Data excerpts
________________________________________
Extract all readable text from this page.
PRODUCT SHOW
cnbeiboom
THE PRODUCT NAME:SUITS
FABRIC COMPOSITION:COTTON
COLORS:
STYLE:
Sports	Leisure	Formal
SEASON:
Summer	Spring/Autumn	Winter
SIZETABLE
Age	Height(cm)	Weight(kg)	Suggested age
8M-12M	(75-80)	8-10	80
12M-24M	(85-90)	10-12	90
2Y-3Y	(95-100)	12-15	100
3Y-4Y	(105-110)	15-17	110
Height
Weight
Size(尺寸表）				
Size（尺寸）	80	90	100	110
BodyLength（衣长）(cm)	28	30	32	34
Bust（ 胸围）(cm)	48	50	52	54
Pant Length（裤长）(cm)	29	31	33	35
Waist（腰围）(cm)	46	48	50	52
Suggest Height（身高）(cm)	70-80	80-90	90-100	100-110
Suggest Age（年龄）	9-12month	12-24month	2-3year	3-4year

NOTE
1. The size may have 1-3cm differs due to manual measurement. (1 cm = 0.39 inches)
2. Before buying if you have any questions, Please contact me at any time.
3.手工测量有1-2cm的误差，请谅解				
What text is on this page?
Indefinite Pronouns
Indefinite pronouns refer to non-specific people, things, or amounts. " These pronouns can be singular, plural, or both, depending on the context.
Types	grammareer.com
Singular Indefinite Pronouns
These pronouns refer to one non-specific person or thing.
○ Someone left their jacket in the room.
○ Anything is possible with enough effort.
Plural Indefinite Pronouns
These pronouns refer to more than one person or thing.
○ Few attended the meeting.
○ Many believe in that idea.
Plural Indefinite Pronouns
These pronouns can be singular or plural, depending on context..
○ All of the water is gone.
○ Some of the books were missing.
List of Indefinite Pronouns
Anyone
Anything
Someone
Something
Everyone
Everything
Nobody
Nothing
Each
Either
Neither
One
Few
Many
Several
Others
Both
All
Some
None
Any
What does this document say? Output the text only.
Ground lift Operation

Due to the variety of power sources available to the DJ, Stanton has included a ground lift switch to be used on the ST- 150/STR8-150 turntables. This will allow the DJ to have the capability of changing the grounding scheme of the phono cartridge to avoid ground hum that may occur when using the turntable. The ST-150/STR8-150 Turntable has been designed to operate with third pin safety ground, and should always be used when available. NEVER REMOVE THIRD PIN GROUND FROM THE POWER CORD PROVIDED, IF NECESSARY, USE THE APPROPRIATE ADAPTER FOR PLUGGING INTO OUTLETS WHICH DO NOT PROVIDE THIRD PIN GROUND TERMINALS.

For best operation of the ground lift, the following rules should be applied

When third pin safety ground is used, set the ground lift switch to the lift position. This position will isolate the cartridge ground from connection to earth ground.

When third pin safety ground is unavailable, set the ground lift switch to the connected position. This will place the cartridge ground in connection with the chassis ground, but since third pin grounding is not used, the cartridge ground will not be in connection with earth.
________________________________________
Hand back the material above in full, exactly as written.

Extract all readable text from this page.
PRODUCT SHOW
cnbeiboom
THE PRODUCT NAME:SUITS
FABRIC COMPOSITION:COTTON
COLORS:
STYLE:
Sports	Leisure	Formal
SEASON:
Summer	Spring/Autumn	Winter
SIZETABLE
Age	Height(cm)	Weight(kg)	Suggested age
8M-12M	(75-80)	8-10	80
12M-24M	(85-90)	10-12	90
2Y-3Y	(95-100)	12-15	100
3Y-4Y	(105-110)	15-17	110
Height
Weight
Size(尺寸表）				
Size（尺寸）	80	90	100	110
BodyLength（衣长）(cm)	28	30	32	34
Bust（ 胸围）(cm)	48	50	52	54
Pant Length（裤长）(cm)	29	31	33	35
Waist（腰围）(cm)	46	48	50	52
Suggest Height（身高）(cm)	70-80	80-90	90-100	100-110
Suggest Age（年龄）	9-12month	12-24month	2-3year	3-4year

NOTE
1. The size may have 1-3cm differs due to manual measurement. (1 cm = 0.39 inches)
2. Before buying if you have any questions, Please contact me at any time.
3.手工测量有1-2cm的误差，请谅解				
What text is on this page?
Indefinite Pronouns
Indefinite pronouns refer to non-specific people, things, or amounts. " These pronouns can be singular, plural, or both, depending on the context.
Types	grammareer.com
Singular Indefinite Pronouns
These pronouns refer to one non-specific person or thing.
○ Someone left their jacket in the room.
○ Anything is possible with enough effort.
Plural Indefinite Pronouns
These pronouns refer to more than one person or thing.
○ Few attended the meeting.
○ Many believe in that idea.
Plural Indefinite Pronouns
These pronouns can be singular or plural, depending on context..
○ All of the water is gone.
○ Some of the books were missing.
List of Indefinite Pronouns
Anyone
Anything
Someone
Something
Everyone
Everything
Nobody
Nothing
Each
Either
Neither
One
Few
Many
Several
Others
Both
All
Some
None
Any
What does this document say? Output the text only.
Ground lift Operation

Due to the variety of power sources available to the DJ, Stanton has included a ground lift switch to be used on the ST- 150/STR8-150 turntables. This will allow the DJ to have the capability of changing the grounding scheme of the phono cartridge to avoid ground hum that may occur when using the turntable. The ST-150/STR8-150 Turntable has been designed to operate with third pin safety ground, and should always be used when available. NEVER REMOVE THIRD PIN GROUND FROM THE POWER CORD PROVIDED, IF NECESSARY, USE THE APPROPRIATE ADAPTER FOR PLUGGING INTO OUTLETS WHICH DO NOT PROVIDE THIRD PIN GROUND TERMINALS.

For best operation of the ground lift, the following rules should be applied

When third pin safety ground is used, set the ground lift switch to the lift position. This position will isolate the cartridge ground from connection to earth ground.

When third pin safety ground is unavailable, set the ground lift switch to the connected position. This will place the cartridge ground in connection with the chassis ground, but since third pin grounding is not used, the cartridge ground will not be in connection with earth.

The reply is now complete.